OBJECTIVE>
Only the number is wanted: how many lines contain the word "calendar"?

Dataset records:
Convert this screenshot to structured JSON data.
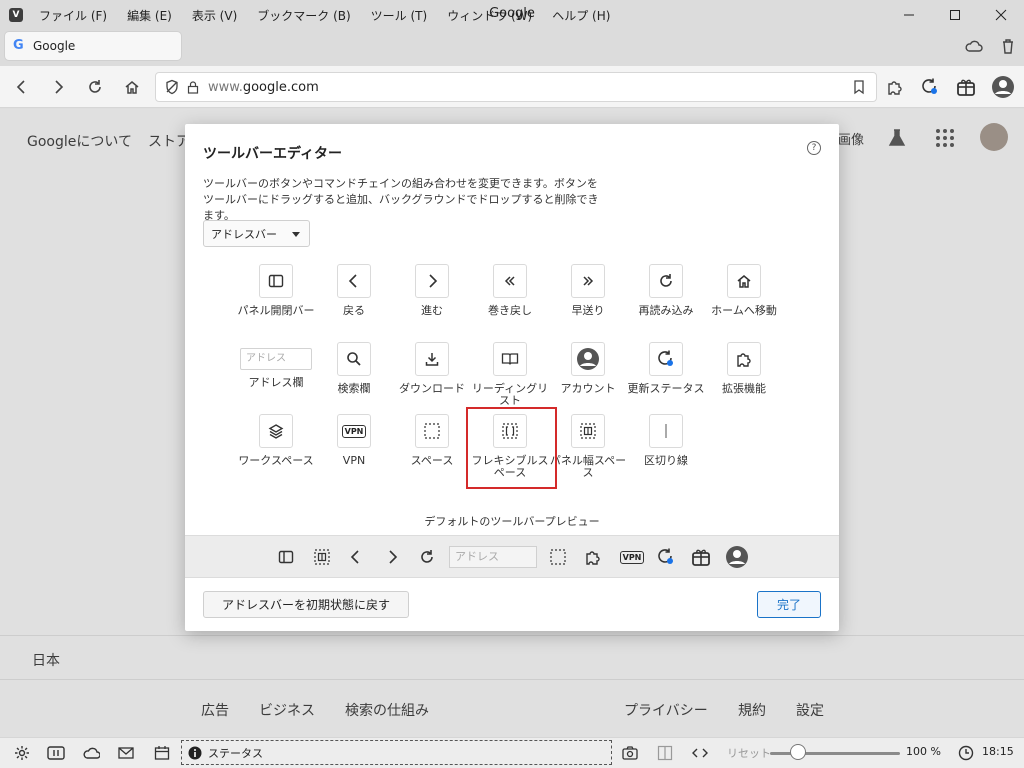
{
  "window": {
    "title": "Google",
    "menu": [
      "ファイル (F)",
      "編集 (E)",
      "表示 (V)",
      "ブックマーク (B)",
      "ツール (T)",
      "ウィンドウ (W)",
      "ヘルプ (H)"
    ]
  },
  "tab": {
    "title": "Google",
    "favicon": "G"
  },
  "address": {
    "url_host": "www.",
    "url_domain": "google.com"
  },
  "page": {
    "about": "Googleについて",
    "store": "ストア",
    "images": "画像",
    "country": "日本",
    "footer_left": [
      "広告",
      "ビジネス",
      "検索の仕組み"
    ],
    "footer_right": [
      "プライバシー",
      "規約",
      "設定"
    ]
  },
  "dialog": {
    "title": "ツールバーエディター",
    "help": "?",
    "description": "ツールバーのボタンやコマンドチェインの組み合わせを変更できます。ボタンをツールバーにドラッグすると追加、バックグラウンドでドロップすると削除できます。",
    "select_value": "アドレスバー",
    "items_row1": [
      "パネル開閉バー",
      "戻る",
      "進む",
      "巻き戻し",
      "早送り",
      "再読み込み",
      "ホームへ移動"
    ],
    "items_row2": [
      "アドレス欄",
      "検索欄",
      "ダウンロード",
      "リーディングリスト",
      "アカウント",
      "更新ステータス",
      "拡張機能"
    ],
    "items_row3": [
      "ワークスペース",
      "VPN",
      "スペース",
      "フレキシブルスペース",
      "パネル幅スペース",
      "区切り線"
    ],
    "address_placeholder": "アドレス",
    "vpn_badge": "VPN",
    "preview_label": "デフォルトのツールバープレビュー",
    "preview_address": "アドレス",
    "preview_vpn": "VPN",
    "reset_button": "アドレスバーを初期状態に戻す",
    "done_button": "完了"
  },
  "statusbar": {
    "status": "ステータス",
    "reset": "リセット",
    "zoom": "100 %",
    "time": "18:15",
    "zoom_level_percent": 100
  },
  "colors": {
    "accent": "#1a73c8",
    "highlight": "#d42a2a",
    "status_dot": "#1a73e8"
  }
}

...

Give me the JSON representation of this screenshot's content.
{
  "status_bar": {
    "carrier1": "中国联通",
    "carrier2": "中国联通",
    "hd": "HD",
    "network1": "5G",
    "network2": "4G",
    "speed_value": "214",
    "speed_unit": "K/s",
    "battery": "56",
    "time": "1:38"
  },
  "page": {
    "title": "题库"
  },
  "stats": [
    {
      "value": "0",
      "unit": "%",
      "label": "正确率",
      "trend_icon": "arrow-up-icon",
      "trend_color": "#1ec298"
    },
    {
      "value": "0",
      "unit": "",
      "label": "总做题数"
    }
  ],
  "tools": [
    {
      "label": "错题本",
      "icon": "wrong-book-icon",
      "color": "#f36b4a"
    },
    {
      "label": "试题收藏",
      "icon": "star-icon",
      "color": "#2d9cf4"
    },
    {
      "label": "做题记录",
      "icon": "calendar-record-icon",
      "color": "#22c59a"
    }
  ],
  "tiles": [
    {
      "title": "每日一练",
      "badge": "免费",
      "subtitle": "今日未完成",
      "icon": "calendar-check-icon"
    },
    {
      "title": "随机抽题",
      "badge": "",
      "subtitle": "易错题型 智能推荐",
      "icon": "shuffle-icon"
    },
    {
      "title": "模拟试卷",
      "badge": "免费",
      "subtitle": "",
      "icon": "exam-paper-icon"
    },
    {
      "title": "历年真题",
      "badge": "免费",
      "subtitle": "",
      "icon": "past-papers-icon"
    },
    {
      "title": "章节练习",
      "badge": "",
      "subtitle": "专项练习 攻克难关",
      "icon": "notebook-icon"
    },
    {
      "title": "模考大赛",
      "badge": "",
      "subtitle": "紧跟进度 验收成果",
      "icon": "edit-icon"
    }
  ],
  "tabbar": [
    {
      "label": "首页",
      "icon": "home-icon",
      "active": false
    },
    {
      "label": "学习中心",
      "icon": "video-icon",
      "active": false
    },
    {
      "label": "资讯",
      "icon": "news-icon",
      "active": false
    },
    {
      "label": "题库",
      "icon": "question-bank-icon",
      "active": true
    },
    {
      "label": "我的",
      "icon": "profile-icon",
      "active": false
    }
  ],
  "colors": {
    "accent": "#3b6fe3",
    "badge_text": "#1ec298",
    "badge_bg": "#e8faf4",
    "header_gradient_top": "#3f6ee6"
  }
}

SOLUTION TO THIS TASK>
2